## Goal of the exercise
Transcribe all the records with complete accuracy.

- - -

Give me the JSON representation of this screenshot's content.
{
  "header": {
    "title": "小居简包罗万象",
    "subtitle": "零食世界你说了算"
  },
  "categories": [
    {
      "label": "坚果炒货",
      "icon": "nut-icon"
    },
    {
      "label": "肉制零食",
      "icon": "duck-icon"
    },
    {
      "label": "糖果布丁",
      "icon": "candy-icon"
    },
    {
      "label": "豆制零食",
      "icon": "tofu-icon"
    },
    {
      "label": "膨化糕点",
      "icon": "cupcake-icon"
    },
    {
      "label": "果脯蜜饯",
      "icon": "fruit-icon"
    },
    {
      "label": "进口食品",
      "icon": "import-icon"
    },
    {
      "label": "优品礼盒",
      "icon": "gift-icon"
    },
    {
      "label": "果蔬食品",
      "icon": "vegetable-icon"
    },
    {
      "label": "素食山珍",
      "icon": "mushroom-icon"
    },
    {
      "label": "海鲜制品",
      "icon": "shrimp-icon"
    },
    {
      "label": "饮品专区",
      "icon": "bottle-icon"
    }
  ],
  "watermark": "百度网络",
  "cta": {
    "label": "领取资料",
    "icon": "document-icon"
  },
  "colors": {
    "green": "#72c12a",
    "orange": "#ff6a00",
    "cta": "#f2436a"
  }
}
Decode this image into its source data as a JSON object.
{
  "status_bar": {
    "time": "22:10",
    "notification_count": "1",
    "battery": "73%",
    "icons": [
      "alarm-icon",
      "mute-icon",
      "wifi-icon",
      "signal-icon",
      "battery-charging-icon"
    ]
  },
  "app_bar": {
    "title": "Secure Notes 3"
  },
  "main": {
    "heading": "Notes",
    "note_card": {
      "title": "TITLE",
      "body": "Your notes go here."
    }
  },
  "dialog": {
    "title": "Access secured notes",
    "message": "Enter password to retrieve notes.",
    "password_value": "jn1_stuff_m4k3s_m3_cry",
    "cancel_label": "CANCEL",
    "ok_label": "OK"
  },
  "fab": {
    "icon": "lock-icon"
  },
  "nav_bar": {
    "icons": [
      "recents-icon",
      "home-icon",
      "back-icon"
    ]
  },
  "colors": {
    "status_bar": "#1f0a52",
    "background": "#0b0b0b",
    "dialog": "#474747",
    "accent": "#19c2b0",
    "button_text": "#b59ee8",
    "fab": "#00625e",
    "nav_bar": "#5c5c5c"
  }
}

- - -

## Task solution
Give me the JSON representation of this screenshot's content.
{
  "header": {
    "title": "小居简包罗万象",
    "subtitle": "零食世界你说了算"
  },
  "categories": [
    {
      "label": "坚果炒货",
      "icon": "nut-icon"
    },
    {
      "label": "肉制零食",
      "icon": "duck-icon"
    },
    {
      "label": "糖果布丁",
      "icon": "candy-icon"
    },
    {
      "label": "豆制零食",
      "icon": "tofu-icon"
    },
    {
      "label": "膨化糕点",
      "icon": "cupcake-icon"
    },
    {
      "label": "果脯蜜饯",
      "icon": "fruit-icon"
    },
    {
      "label": "进口食品",
      "icon": "import-icon"
    },
    {
      "label": "优品礼盒",
      "icon": "gift-icon"
    },
    {
      "label": "果蔬食品",
      "icon": "vegetable-icon"
    },
    {
      "label": "素食山珍",
      "icon": "mushroom-icon"
    },
    {
      "label": "海鲜制品",
      "icon": "shrimp-icon"
    },
    {
      "label": "饮品专区",
      "icon": "bottle-icon"
    }
  ],
  "watermark": "百度网络",
  "cta": {
    "label": "领取资料",
    "icon": "document-icon"
  },
  "colors": {
    "green": "#72c12a",
    "orange": "#ff6a00",
    "cta": "#f2436a"
  }
}
Decode this image into its source data as a JSON object.
{
  "status_bar": {
    "time": "22:10",
    "notification_count": "1",
    "battery": "73%",
    "icons": [
      "alarm-icon",
      "mute-icon",
      "wifi-icon",
      "signal-icon",
      "battery-charging-icon"
    ]
  },
  "app_bar": {
    "title": "Secure Notes 3"
  },
  "main": {
    "heading": "Notes",
    "note_card": {
      "title": "TITLE",
      "body": "Your notes go here."
    }
  },
  "dialog": {
    "title": "Access secured notes",
    "message": "Enter password to retrieve notes.",
    "password_value": "jn1_stuff_m4k3s_m3_cry",
    "cancel_label": "CANCEL",
    "ok_label": "OK"
  },
  "fab": {
    "icon": "lock-icon"
  },
  "nav_bar": {
    "icons": [
      "recents-icon",
      "home-icon",
      "back-icon"
    ]
  },
  "colors": {
    "status_bar": "#1f0a52",
    "background": "#0b0b0b",
    "dialog": "#474747",
    "accent": "#19c2b0",
    "button_text": "#b59ee8",
    "fab": "#00625e",
    "nav_bar": "#5c5c5c"
  }
}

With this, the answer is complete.